Stored data entries:
——

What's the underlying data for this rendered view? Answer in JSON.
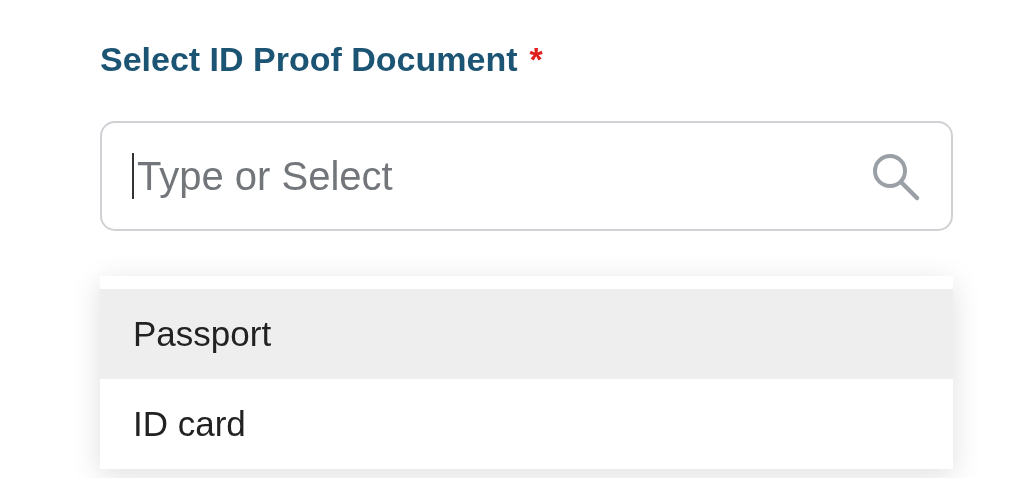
{
  "field": {
    "label": "Select ID Proof Document",
    "required_mark": "*",
    "placeholder": "Type or Select"
  },
  "options": [
    {
      "label": "Passport",
      "selected": true
    },
    {
      "label": "ID card",
      "selected": false
    }
  ]
}
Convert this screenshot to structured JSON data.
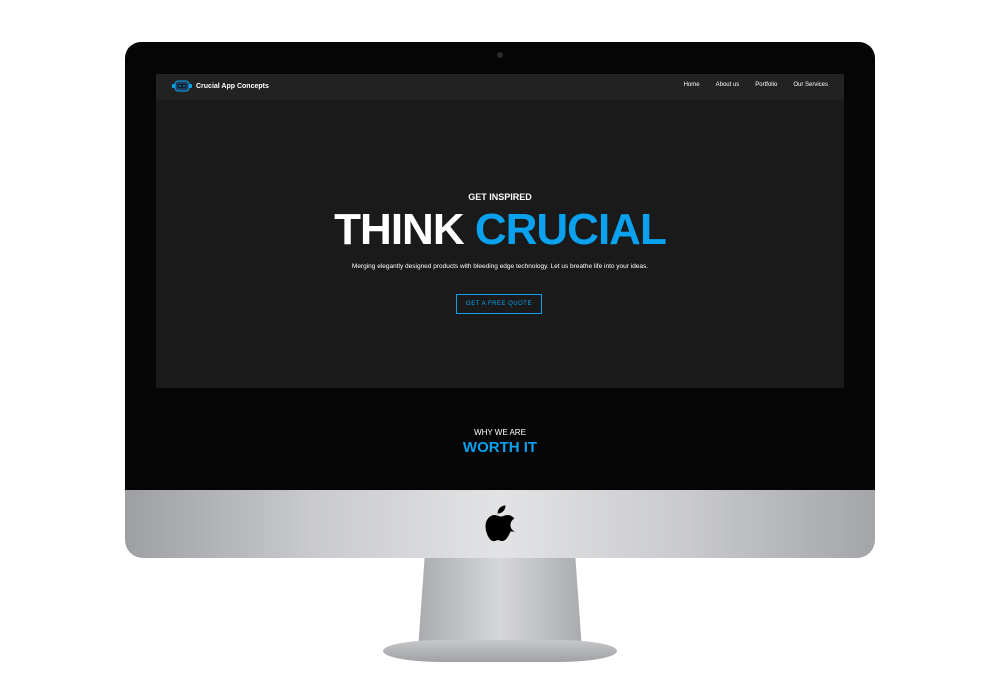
{
  "brand": {
    "name": "Crucial App Concepts",
    "accent_color": "#0aa2ee",
    "logo_icon": "robot-logo-icon"
  },
  "nav": {
    "items": [
      {
        "label": "Home"
      },
      {
        "label": "About us"
      },
      {
        "label": "Portfolio"
      },
      {
        "label": "Our Services"
      }
    ]
  },
  "hero": {
    "eyebrow": "GET INSPIRED",
    "headline_white": "THINK",
    "headline_blue": "CRUCIAL",
    "tagline": "Merging elegantly designed products with bleeding edge technology. Let us breathe life into your ideas.",
    "cta_label": "GET A FREE QUOTE"
  },
  "section": {
    "kicker": "WHY WE ARE",
    "title": "WORTH IT"
  },
  "device": {
    "logo_icon": "apple-logo-icon"
  }
}
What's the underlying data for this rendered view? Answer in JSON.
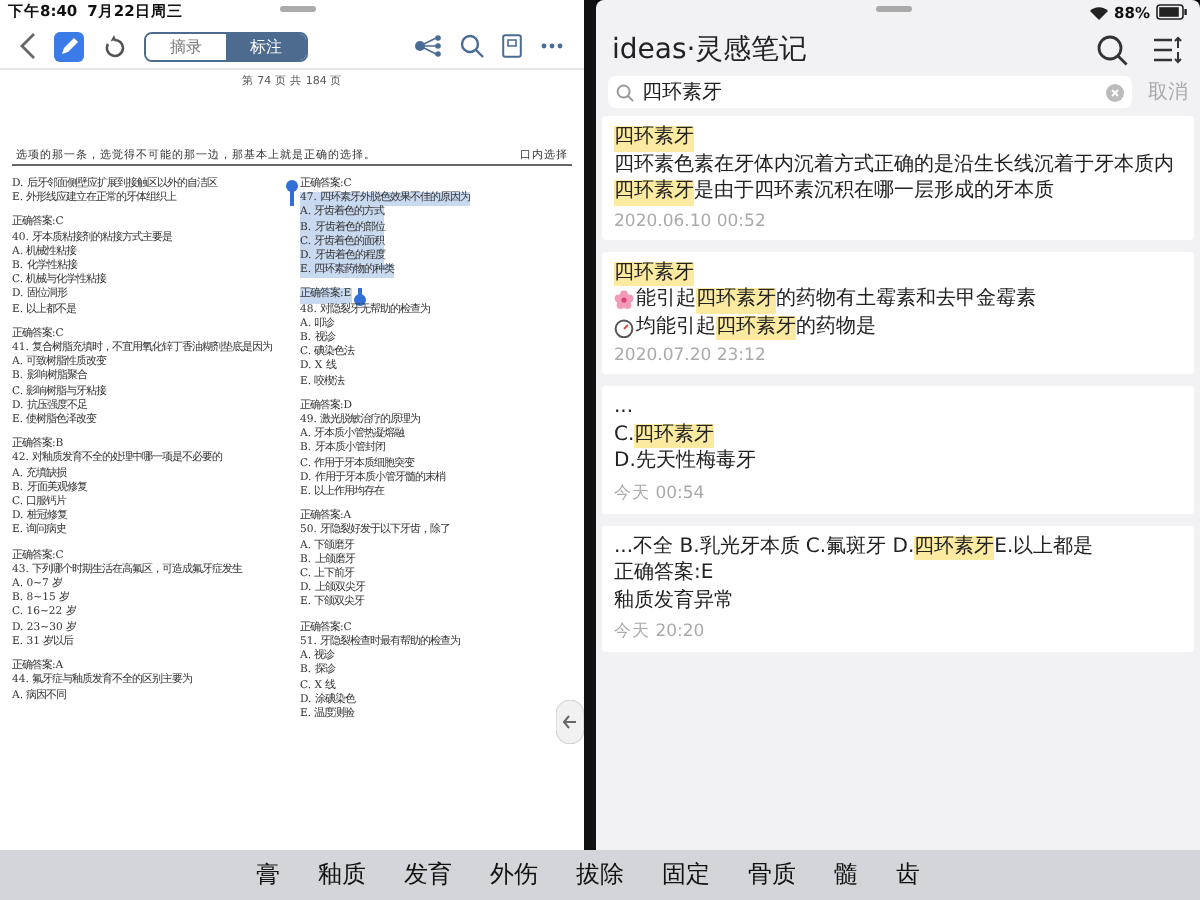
{
  "status_bar": {
    "time": "下午8:40",
    "date": "7月22日周三",
    "battery": "88%"
  },
  "reader": {
    "pen_selected": true,
    "segments": [
      {
        "label": "摘录",
        "selected": false
      },
      {
        "label": "标注",
        "selected": true
      }
    ],
    "page_label": "第 74 页 共 184 页",
    "header_text": "选项的那一条，选觉得不可能的那一边，那基本上就是正确的选择。",
    "header_section": "口内选择",
    "columns": [
      [
        {
          "lines": [
            {
              "text": "D. 后牙邻面侧壁应扩展到接触区以外的自洁区",
              "highlighted": false
            },
            {
              "text": "E. 外形线应建立在正常的牙体组织上",
              "highlighted": false
            }
          ]
        },
        {
          "lines": [
            {
              "text": "正确答案:C",
              "highlighted": false
            },
            {
              "text": "40. 牙本质粘接剂的粘接方式主要是",
              "highlighted": false
            },
            {
              "text": "A. 机械性粘接",
              "highlighted": false
            },
            {
              "text": "B. 化学性粘接",
              "highlighted": false
            },
            {
              "text": "C. 机械与化学性粘接",
              "highlighted": false
            },
            {
              "text": "D. 固位洞形",
              "highlighted": false
            },
            {
              "text": "E. 以上都不是",
              "highlighted": false
            }
          ]
        },
        {
          "lines": [
            {
              "text": "正确答案:C",
              "highlighted": false
            },
            {
              "text": "41. 复合树脂充填时，不宜用氧化锌丁香油糊剂垫底是因为",
              "highlighted": false
            },
            {
              "text": "A. 可致树脂性质改变",
              "highlighted": false
            },
            {
              "text": "B. 影响树脂聚合",
              "highlighted": false
            },
            {
              "text": "C. 影响树脂与牙粘接",
              "highlighted": false
            },
            {
              "text": "D. 抗压强度不足",
              "highlighted": false
            },
            {
              "text": "E. 使树脂色泽改变",
              "highlighted": false
            }
          ]
        },
        {
          "lines": [
            {
              "text": "正确答案:B",
              "highlighted": false
            },
            {
              "text": "42. 对釉质发育不全的处理中哪一项是不必要的",
              "highlighted": false
            },
            {
              "text": "A. 充填缺损",
              "highlighted": false
            },
            {
              "text": "B. 牙面美观修复",
              "highlighted": false
            },
            {
              "text": "C. 口服钙片",
              "highlighted": false
            },
            {
              "text": "D. 桩冠修复",
              "highlighted": false
            },
            {
              "text": "E. 询问病史",
              "highlighted": false
            }
          ]
        },
        {
          "lines": [
            {
              "text": "正确答案:C",
              "highlighted": false
            },
            {
              "text": "43. 下列哪个时期生活在高氟区，可造成氟牙症发生",
              "highlighted": false
            },
            {
              "text": "A. 0~7 岁",
              "highlighted": false
            },
            {
              "text": "B. 8~15 岁",
              "highlighted": false
            },
            {
              "text": "C. 16~22 岁",
              "highlighted": false
            },
            {
              "text": "D. 23~30 岁",
              "highlighted": false
            },
            {
              "text": "E. 31 岁以后",
              "highlighted": false
            }
          ]
        },
        {
          "lines": [
            {
              "text": "正确答案:A",
              "highlighted": false
            },
            {
              "text": "44. 氟牙症与釉质发育不全的区别主要为",
              "highlighted": false
            },
            {
              "text": "A. 病因不同",
              "highlighted": false
            }
          ]
        }
      ],
      [
        {
          "lines": [
            {
              "text": "正确答案:C",
              "highlighted": false
            },
            {
              "text": "47. 四环素牙外脱色效果不佳的原因为",
              "highlighted": true
            },
            {
              "text": "A. 牙齿着色的方式",
              "highlighted": true
            },
            {
              "text": "B. 牙齿着色的部位",
              "highlighted": true
            },
            {
              "text": "C. 牙齿着色的面积",
              "highlighted": true
            },
            {
              "text": "D. 牙齿着色的程度",
              "highlighted": true
            },
            {
              "text": "E. 四环素药物的种类",
              "highlighted": true
            }
          ]
        },
        {
          "lines": [
            {
              "text": "正确答案:E",
              "highlighted": true
            },
            {
              "text": "48. 对隐裂牙无帮助的检查为",
              "highlighted": false
            },
            {
              "text": "A. 叩诊",
              "highlighted": false
            },
            {
              "text": "B. 视诊",
              "highlighted": false
            },
            {
              "text": "C. 碘染色法",
              "highlighted": false
            },
            {
              "text": "D. X 线",
              "highlighted": false
            },
            {
              "text": "E. 咬楔法",
              "highlighted": false
            }
          ]
        },
        {
          "lines": [
            {
              "text": "正确答案:D",
              "highlighted": false
            },
            {
              "text": "49. 激光脱敏治疗的原理为",
              "highlighted": false
            },
            {
              "text": "A. 牙本质小管热凝熔融",
              "highlighted": false
            },
            {
              "text": "B. 牙本质小管封闭",
              "highlighted": false
            },
            {
              "text": "C. 作用于牙本质细胞突变",
              "highlighted": false
            },
            {
              "text": "D. 作用于牙本质小管牙髓的末梢",
              "highlighted": false
            },
            {
              "text": "E. 以上作用均存在",
              "highlighted": false
            }
          ]
        },
        {
          "lines": [
            {
              "text": "正确答案:A",
              "highlighted": false
            },
            {
              "text": "50. 牙隐裂好发于以下牙齿，除了",
              "highlighted": false
            },
            {
              "text": "A. 下颌磨牙",
              "highlighted": false
            },
            {
              "text": "B. 上颌磨牙",
              "highlighted": false
            },
            {
              "text": "C. 上下前牙",
              "highlighted": false
            },
            {
              "text": "D. 上颌双尖牙",
              "highlighted": false
            },
            {
              "text": "E. 下颌双尖牙",
              "highlighted": false
            }
          ]
        },
        {
          "lines": [
            {
              "text": "正确答案:C",
              "highlighted": false
            },
            {
              "text": "51. 牙隐裂检查时最有帮助的检查为",
              "highlighted": false
            },
            {
              "text": "A. 视诊",
              "highlighted": false
            },
            {
              "text": "B. 探诊",
              "highlighted": false
            },
            {
              "text": "C. X 线",
              "highlighted": false
            },
            {
              "text": "D. 涂碘染色",
              "highlighted": false
            },
            {
              "text": "E. 温度测验",
              "highlighted": false
            }
          ]
        }
      ]
    ]
  },
  "notes": {
    "title": "ideas·灵感笔记",
    "search": {
      "value": "四环素牙"
    },
    "cancel": "取消",
    "cards": [
      {
        "lines": [
          {
            "segments": [
              {
                "text": "四环素牙",
                "highlighted": true
              }
            ]
          },
          {
            "segments": [
              {
                "text": "四环素色素在牙体内沉着方式正确的是沿生长线沉着于牙本质内",
                "highlighted": false
              }
            ]
          },
          {
            "segments": [
              {
                "text": "四环素牙",
                "highlighted": true
              },
              {
                "text": "是由于四环素沉积在哪一层形成的牙本质",
                "highlighted": false
              }
            ]
          }
        ],
        "time": "2020.06.10 00:52"
      },
      {
        "lines": [
          {
            "segments": [
              {
                "text": "四环素牙",
                "highlighted": true
              }
            ]
          },
          {
            "kind": "flower-bullet",
            "segments": [
              {
                "text": "能引起",
                "highlighted": false
              },
              {
                "text": "四环素牙",
                "highlighted": true
              },
              {
                "text": "的药物有土霉素和去甲金霉素",
                "highlighted": false
              }
            ]
          },
          {
            "kind": "clock-bullet",
            "segments": [
              {
                "text": "均能引起",
                "highlighted": false
              },
              {
                "text": "四环素牙",
                "highlighted": true
              },
              {
                "text": "的药物是",
                "highlighted": false
              }
            ]
          }
        ],
        "time": "2020.07.20 23:12"
      },
      {
        "lines": [
          {
            "segments": [
              {
                "text": "...",
                "highlighted": false
              }
            ]
          },
          {
            "segments": [
              {
                "text": "C.",
                "highlighted": false
              },
              {
                "text": "四环素牙",
                "highlighted": true
              }
            ]
          },
          {
            "segments": [
              {
                "text": "D.先天性梅毒牙",
                "highlighted": false
              }
            ]
          }
        ],
        "time": "今天 00:54"
      },
      {
        "lines": [
          {
            "segments": [
              {
                "text": "...不全 B.乳光牙本质 C.氟斑牙 D.",
                "highlighted": false
              },
              {
                "text": "四环素牙",
                "highlighted": true
              },
              {
                "text": " E.以上都是",
                "highlighted": false
              }
            ]
          },
          {
            "segments": [
              {
                "text": "正确答案:E",
                "highlighted": false
              }
            ]
          },
          {
            "segments": [
              {
                "text": "釉质发育异常",
                "highlighted": false
              }
            ]
          }
        ],
        "time": "今天 20:20"
      }
    ]
  },
  "candidates": [
    "膏",
    "釉质",
    "发育",
    "外伤",
    "拔除",
    "固定",
    "骨质",
    "髓",
    "齿"
  ]
}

——

= WRITTEN INSTRUCTION =
Leave out every line without the string "icon" and copy the rest.

= RESPONSE FOR THIS EXERCISE =
    "logo_icon": "robot-logo-icon"
    "logo_icon": "apple-logo-icon"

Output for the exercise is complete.